Task statement: Extract every line of the entries below and reproduce each one verbatim, with nothing altered or omitted.

Data for this exercise:

================================

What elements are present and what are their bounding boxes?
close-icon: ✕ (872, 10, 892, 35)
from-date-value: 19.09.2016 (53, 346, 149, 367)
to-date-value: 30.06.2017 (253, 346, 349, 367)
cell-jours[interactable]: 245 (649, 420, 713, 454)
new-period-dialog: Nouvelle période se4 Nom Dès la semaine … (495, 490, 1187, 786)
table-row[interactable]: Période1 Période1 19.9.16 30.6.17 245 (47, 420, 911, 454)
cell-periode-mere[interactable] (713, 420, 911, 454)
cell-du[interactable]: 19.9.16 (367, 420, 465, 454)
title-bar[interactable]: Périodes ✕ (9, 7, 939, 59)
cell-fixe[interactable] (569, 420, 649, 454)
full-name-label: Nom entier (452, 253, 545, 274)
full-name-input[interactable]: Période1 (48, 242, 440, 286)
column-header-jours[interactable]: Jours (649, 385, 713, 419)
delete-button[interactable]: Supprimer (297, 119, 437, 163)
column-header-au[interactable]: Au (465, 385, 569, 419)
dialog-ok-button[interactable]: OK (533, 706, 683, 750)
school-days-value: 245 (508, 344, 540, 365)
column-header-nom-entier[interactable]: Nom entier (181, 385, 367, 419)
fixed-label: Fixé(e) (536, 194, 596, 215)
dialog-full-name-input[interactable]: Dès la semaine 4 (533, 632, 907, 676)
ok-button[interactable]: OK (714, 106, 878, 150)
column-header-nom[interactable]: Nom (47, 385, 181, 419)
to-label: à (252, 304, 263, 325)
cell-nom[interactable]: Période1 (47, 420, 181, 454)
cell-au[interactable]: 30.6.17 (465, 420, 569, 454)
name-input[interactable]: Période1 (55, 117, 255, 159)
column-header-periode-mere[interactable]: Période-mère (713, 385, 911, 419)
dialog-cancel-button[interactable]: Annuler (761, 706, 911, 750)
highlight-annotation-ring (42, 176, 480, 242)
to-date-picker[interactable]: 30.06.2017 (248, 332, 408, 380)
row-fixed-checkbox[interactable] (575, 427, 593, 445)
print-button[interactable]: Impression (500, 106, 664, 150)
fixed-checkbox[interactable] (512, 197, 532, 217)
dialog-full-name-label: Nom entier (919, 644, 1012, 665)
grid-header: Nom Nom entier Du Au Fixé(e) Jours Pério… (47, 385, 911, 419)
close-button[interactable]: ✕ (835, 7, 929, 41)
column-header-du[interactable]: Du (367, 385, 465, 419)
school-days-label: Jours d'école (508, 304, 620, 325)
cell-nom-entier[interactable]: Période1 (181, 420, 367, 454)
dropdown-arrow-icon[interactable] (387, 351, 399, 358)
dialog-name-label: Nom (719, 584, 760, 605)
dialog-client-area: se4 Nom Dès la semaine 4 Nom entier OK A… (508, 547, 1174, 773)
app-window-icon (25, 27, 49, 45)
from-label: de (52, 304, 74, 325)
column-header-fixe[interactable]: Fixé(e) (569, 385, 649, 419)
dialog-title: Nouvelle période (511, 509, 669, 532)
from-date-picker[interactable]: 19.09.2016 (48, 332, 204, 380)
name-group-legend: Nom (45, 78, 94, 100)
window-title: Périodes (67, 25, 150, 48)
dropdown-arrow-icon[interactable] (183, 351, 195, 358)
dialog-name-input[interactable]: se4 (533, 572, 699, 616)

================================

Task output:
What elements are present and what are their bounding boxes?
close-icon: ✕ (872, 10, 892, 35)
from-date-value: 19.09.2016 (53, 346, 149, 367)
to-date-value: 30.06.2017 (253, 346, 349, 367)
cell-jours[interactable]: 245 (649, 420, 713, 454)
new-period-dialog: Nouvelle période se4 Nom Dès la semaine … (495, 490, 1187, 786)
table-row[interactable]: Période1 Période1 19.9.16 30.6.17 245 (47, 420, 911, 454)
cell-periode-mere[interactable] (713, 420, 911, 454)
cell-du[interactable]: 19.9.16 (367, 420, 465, 454)
title-bar[interactable]: Périodes ✕ (9, 7, 939, 59)
cell-fixe[interactable] (569, 420, 649, 454)
full-name-label: Nom entier (452, 253, 545, 274)
full-name-input[interactable]: Période1 (48, 242, 440, 286)
column-header-jours[interactable]: Jours (649, 385, 713, 419)
delete-button[interactable]: Supprimer (297, 119, 437, 163)
column-header-au[interactable]: Au (465, 385, 569, 419)
dialog-ok-button[interactable]: OK (533, 706, 683, 750)
school-days-value: 245 (508, 344, 540, 365)
column-header-nom-entier[interactable]: Nom entier (181, 385, 367, 419)
fixed-label: Fixé(e) (536, 194, 596, 215)
dialog-full-name-input[interactable]: Dès la semaine 4 (533, 632, 907, 676)
ok-button[interactable]: OK (714, 106, 878, 150)
column-header-nom[interactable]: Nom (47, 385, 181, 419)
to-label: à (252, 304, 263, 325)
cell-nom[interactable]: Période1 (47, 420, 181, 454)
cell-au[interactable]: 30.6.17 (465, 420, 569, 454)
name-input[interactable]: Période1 (55, 117, 255, 159)
column-header-periode-mere[interactable]: Période-mère (713, 385, 911, 419)
dialog-cancel-button[interactable]: Annuler (761, 706, 911, 750)
highlight-annotation-ring (42, 176, 480, 242)
to-date-picker[interactable]: 30.06.2017 (248, 332, 408, 380)
row-fixed-checkbox[interactable] (575, 427, 593, 445)
print-button[interactable]: Impression (500, 106, 664, 150)
fixed-checkbox[interactable] (512, 197, 532, 217)
dialog-full-name-label: Nom entier (919, 644, 1012, 665)
grid-header: Nom Nom entier Du Au Fixé(e) Jours Pério… (47, 385, 911, 419)
close-button[interactable]: ✕ (835, 7, 929, 41)
column-header-du[interactable]: Du (367, 385, 465, 419)
school-days-label: Jours d'école (508, 304, 620, 325)
cell-nom-entier[interactable]: Période1 (181, 420, 367, 454)
dropdown-arrow-icon[interactable] (387, 351, 399, 358)
dialog-name-label: Nom (719, 584, 760, 605)
dialog-client-area: se4 Nom Dès la semaine 4 Nom entier OK A… (508, 547, 1174, 773)
app-window-icon (25, 27, 49, 45)
from-label: de (52, 304, 74, 325)
column-header-fixe[interactable]: Fixé(e) (569, 385, 649, 419)
dialog-title: Nouvelle période (511, 509, 669, 532)
from-date-picker[interactable]: 19.09.2016 (48, 332, 204, 380)
name-group-legend: Nom (45, 78, 94, 100)
window-title: Périodes (67, 25, 150, 48)
dropdown-arrow-icon[interactable] (183, 351, 195, 358)
dialog-name-input[interactable]: se4 (533, 572, 699, 616)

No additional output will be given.